Instructions to follow
Each entry below should be echoed exactly, with pictures omitted.
══ Listing ══
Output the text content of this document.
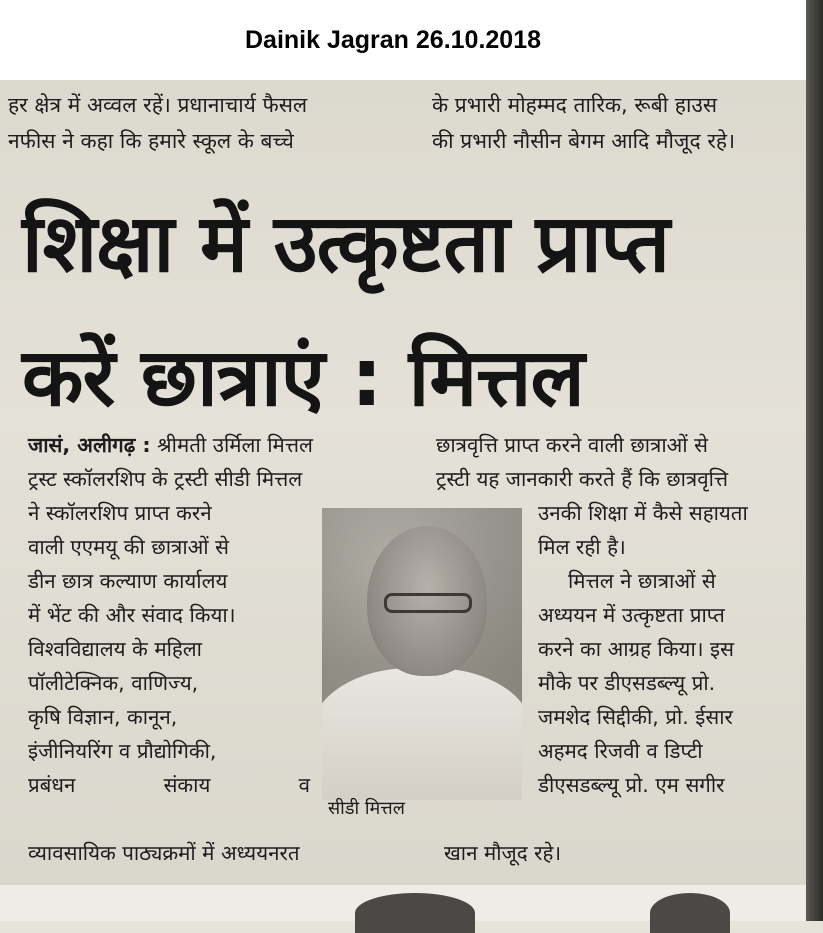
Dainik Jagran 26.10.2018
हर क्षेत्र में अव्वल रहें। प्रधानाचार्य फैसल
नफीस ने कहा कि हमारे स्कूल के बच्चे
के प्रभारी मोहम्मद तारिक, रूबी हाउस
की प्रभारी नौसीन बेगम आदि मौजूद रहे।
शिक्षा में उत्कृष्टता प्राप्त
करें छात्राएं : मित्तल
जासं, अलीगढ़ : श्रीमती उर्मिला मित्तल
ट्रस्ट स्कॉलरशिप के ट्रस्टी सीडी मित्तल
ने स्कॉलरशिप प्राप्त करने
वाली एएमयू की छात्राओं से
डीन छात्र कल्याण कार्यालय
में भेंट की और संवाद किया।
विश्वविद्यालय के महिला
पॉलीटेक्निक, वाणिज्य,
कृषि विज्ञान, कानून,
इंजीनियरिंग व प्रौद्योगिकी,
प्रबंधन संकाय व
व्यावसायिक पाठ्यक्रमों में अध्ययनरत
छात्रवृत्ति प्राप्त करने वाली छात्राओं से
ट्रस्टी यह जानकारी करते हैं कि छात्रवृत्ति
उनकी शिक्षा में कैसे सहायता
मिल रही है।
मित्तल ने छात्राओं से
अध्ययन में उत्कृष्टता प्राप्त
करने का आग्रह किया। इस
मौके पर डीएसडब्ल्यू प्रो.
जमशेद सिद्दीकी, प्रो. ईसार
अहमद रिजवी व डिप्टी
डीएसडब्ल्यू प्रो. एम सगीर
खान मौजूद रहे।
सीडी मित्तल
═══
Response for this exercise
Output the text content of this document.
Dainik Jagran 26.10.2018
हर क्षेत्र में अव्वल रहें। प्रधानाचार्य फैसल
नफीस ने कहा कि हमारे स्कूल के बच्चे
के प्रभारी मोहम्मद तारिक, रूबी हाउस
की प्रभारी नौसीन बेगम आदि मौजूद रहे।
शिक्षा में उत्कृष्टता प्राप्त
करें छात्राएं : मित्तल
जासं, अलीगढ़ : श्रीमती उर्मिला मित्तल
ट्रस्ट स्कॉलरशिप के ट्रस्टी सीडी मित्तल
ने स्कॉलरशिप प्राप्त करने
वाली एएमयू की छात्राओं से
डीन छात्र कल्याण कार्यालय
में भेंट की और संवाद किया।
विश्वविद्यालय के महिला
पॉलीटेक्निक, वाणिज्य,
कृषि विज्ञान, कानून,
इंजीनियरिंग व प्रौद्योगिकी,
प्रबंधन संकाय व
व्यावसायिक पाठ्यक्रमों में अध्ययनरत
छात्रवृत्ति प्राप्त करने वाली छात्राओं से
ट्रस्टी यह जानकारी करते हैं कि छात्रवृत्ति
उनकी शिक्षा में कैसे सहायता
मिल रही है।
मित्तल ने छात्राओं से
अध्ययन में उत्कृष्टता प्राप्त
करने का आग्रह किया। इस
मौके पर डीएसडब्ल्यू प्रो.
जमशेद सिद्दीकी, प्रो. ईसार
अहमद रिजवी व डिप्टी
डीएसडब्ल्यू प्रो. एम सगीर
खान मौजूद रहे।
सीडी मित्तल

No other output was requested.